Stored records ::

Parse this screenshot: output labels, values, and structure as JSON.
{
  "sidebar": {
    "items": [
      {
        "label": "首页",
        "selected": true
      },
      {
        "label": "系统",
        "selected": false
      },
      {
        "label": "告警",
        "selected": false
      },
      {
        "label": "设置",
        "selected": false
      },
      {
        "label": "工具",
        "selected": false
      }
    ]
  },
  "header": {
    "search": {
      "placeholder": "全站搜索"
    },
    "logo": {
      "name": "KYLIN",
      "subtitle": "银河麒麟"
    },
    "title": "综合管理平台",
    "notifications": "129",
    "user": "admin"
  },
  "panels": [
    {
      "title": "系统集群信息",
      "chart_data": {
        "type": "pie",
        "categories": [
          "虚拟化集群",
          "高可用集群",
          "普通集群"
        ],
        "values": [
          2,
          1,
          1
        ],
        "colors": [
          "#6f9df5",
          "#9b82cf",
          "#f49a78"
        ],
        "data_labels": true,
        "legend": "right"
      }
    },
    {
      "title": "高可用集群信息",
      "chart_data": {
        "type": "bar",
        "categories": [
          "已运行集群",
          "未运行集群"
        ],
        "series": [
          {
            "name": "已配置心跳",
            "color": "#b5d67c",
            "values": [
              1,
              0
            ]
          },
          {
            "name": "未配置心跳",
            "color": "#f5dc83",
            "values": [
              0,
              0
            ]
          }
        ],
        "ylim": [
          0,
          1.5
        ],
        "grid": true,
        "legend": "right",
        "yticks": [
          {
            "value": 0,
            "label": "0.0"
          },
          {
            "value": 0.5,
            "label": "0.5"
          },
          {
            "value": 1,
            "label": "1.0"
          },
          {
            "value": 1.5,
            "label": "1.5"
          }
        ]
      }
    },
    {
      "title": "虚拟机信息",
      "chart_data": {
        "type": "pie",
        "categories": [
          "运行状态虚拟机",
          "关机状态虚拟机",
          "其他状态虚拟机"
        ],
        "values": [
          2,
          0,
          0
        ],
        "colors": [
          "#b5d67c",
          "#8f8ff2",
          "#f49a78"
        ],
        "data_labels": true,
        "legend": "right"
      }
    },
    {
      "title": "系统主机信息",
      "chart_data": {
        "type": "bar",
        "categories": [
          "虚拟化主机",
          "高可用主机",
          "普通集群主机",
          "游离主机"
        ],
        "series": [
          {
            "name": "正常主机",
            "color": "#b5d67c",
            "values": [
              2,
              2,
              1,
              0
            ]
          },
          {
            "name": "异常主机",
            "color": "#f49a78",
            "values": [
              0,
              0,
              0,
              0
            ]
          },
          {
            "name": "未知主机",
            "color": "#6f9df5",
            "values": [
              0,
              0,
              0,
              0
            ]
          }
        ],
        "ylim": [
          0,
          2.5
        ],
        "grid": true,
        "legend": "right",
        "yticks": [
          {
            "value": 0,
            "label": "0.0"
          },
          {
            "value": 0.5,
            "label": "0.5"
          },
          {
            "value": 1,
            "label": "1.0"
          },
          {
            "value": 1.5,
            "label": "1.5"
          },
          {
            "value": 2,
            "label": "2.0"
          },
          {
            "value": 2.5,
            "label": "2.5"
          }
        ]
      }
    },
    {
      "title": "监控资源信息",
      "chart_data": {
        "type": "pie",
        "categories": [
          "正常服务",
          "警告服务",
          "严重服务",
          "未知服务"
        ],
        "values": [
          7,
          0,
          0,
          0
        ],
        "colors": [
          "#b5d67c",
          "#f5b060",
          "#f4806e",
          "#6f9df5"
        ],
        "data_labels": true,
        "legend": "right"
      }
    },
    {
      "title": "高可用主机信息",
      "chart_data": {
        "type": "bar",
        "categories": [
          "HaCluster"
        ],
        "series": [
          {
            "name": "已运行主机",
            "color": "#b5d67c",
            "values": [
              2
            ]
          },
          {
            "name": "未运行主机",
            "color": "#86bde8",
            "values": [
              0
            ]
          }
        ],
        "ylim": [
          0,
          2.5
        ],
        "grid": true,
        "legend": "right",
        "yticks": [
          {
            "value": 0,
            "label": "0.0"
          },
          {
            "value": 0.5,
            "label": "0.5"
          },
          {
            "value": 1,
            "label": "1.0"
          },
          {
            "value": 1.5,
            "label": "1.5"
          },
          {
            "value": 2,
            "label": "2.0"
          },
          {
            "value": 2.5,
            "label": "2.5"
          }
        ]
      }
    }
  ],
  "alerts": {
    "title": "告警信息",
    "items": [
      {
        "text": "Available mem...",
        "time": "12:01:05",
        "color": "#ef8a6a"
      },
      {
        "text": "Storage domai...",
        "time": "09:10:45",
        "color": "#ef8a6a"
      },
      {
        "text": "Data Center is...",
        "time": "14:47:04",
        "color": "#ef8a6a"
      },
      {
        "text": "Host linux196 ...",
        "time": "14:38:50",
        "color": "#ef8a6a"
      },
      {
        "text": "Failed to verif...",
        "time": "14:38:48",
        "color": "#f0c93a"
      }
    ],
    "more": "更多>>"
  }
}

TASK DESCRIPTION :: Go through the material above line by line and copy it exactly.

CORRECT OUTPUT ::
Parse this screenshot: output labels, values, and structure as JSON.
{
  "sidebar": {
    "items": [
      {
        "label": "首页",
        "selected": true
      },
      {
        "label": "系统",
        "selected": false
      },
      {
        "label": "告警",
        "selected": false
      },
      {
        "label": "设置",
        "selected": false
      },
      {
        "label": "工具",
        "selected": false
      }
    ]
  },
  "header": {
    "search": {
      "placeholder": "全站搜索"
    },
    "logo": {
      "name": "KYLIN",
      "subtitle": "银河麒麟"
    },
    "title": "综合管理平台",
    "notifications": "129",
    "user": "admin"
  },
  "panels": [
    {
      "title": "系统集群信息",
      "chart_data": {
        "type": "pie",
        "categories": [
          "虚拟化集群",
          "高可用集群",
          "普通集群"
        ],
        "values": [
          2,
          1,
          1
        ],
        "colors": [
          "#6f9df5",
          "#9b82cf",
          "#f49a78"
        ],
        "data_labels": true,
        "legend": "right"
      }
    },
    {
      "title": "高可用集群信息",
      "chart_data": {
        "type": "bar",
        "categories": [
          "已运行集群",
          "未运行集群"
        ],
        "series": [
          {
            "name": "已配置心跳",
            "color": "#b5d67c",
            "values": [
              1,
              0
            ]
          },
          {
            "name": "未配置心跳",
            "color": "#f5dc83",
            "values": [
              0,
              0
            ]
          }
        ],
        "ylim": [
          0,
          1.5
        ],
        "grid": true,
        "legend": "right",
        "yticks": [
          {
            "value": 0,
            "label": "0.0"
          },
          {
            "value": 0.5,
            "label": "0.5"
          },
          {
            "value": 1,
            "label": "1.0"
          },
          {
            "value": 1.5,
            "label": "1.5"
          }
        ]
      }
    },
    {
      "title": "虚拟机信息",
      "chart_data": {
        "type": "pie",
        "categories": [
          "运行状态虚拟机",
          "关机状态虚拟机",
          "其他状态虚拟机"
        ],
        "values": [
          2,
          0,
          0
        ],
        "colors": [
          "#b5d67c",
          "#8f8ff2",
          "#f49a78"
        ],
        "data_labels": true,
        "legend": "right"
      }
    },
    {
      "title": "系统主机信息",
      "chart_data": {
        "type": "bar",
        "categories": [
          "虚拟化主机",
          "高可用主机",
          "普通集群主机",
          "游离主机"
        ],
        "series": [
          {
            "name": "正常主机",
            "color": "#b5d67c",
            "values": [
              2,
              2,
              1,
              0
            ]
          },
          {
            "name": "异常主机",
            "color": "#f49a78",
            "values": [
              0,
              0,
              0,
              0
            ]
          },
          {
            "name": "未知主机",
            "color": "#6f9df5",
            "values": [
              0,
              0,
              0,
              0
            ]
          }
        ],
        "ylim": [
          0,
          2.5
        ],
        "grid": true,
        "legend": "right",
        "yticks": [
          {
            "value": 0,
            "label": "0.0"
          },
          {
            "value": 0.5,
            "label": "0.5"
          },
          {
            "value": 1,
            "label": "1.0"
          },
          {
            "value": 1.5,
            "label": "1.5"
          },
          {
            "value": 2,
            "label": "2.0"
          },
          {
            "value": 2.5,
            "label": "2.5"
          }
        ]
      }
    },
    {
      "title": "监控资源信息",
      "chart_data": {
        "type": "pie",
        "categories": [
          "正常服务",
          "警告服务",
          "严重服务",
          "未知服务"
        ],
        "values": [
          7,
          0,
          0,
          0
        ],
        "colors": [
          "#b5d67c",
          "#f5b060",
          "#f4806e",
          "#6f9df5"
        ],
        "data_labels": true,
        "legend": "right"
      }
    },
    {
      "title": "高可用主机信息",
      "chart_data": {
        "type": "bar",
        "categories": [
          "HaCluster"
        ],
        "series": [
          {
            "name": "已运行主机",
            "color": "#b5d67c",
            "values": [
              2
            ]
          },
          {
            "name": "未运行主机",
            "color": "#86bde8",
            "values": [
              0
            ]
          }
        ],
        "ylim": [
          0,
          2.5
        ],
        "grid": true,
        "legend": "right",
        "yticks": [
          {
            "value": 0,
            "label": "0.0"
          },
          {
            "value": 0.5,
            "label": "0.5"
          },
          {
            "value": 1,
            "label": "1.0"
          },
          {
            "value": 1.5,
            "label": "1.5"
          },
          {
            "value": 2,
            "label": "2.0"
          },
          {
            "value": 2.5,
            "label": "2.5"
          }
        ]
      }
    }
  ],
  "alerts": {
    "title": "告警信息",
    "items": [
      {
        "text": "Available mem...",
        "time": "12:01:05",
        "color": "#ef8a6a"
      },
      {
        "text": "Storage domai...",
        "time": "09:10:45",
        "color": "#ef8a6a"
      },
      {
        "text": "Data Center is...",
        "time": "14:47:04",
        "color": "#ef8a6a"
      },
      {
        "text": "Host linux196 ...",
        "time": "14:38:50",
        "color": "#ef8a6a"
      },
      {
        "text": "Failed to verif...",
        "time": "14:38:48",
        "color": "#f0c93a"
      }
    ],
    "more": "更多>>"
  }
}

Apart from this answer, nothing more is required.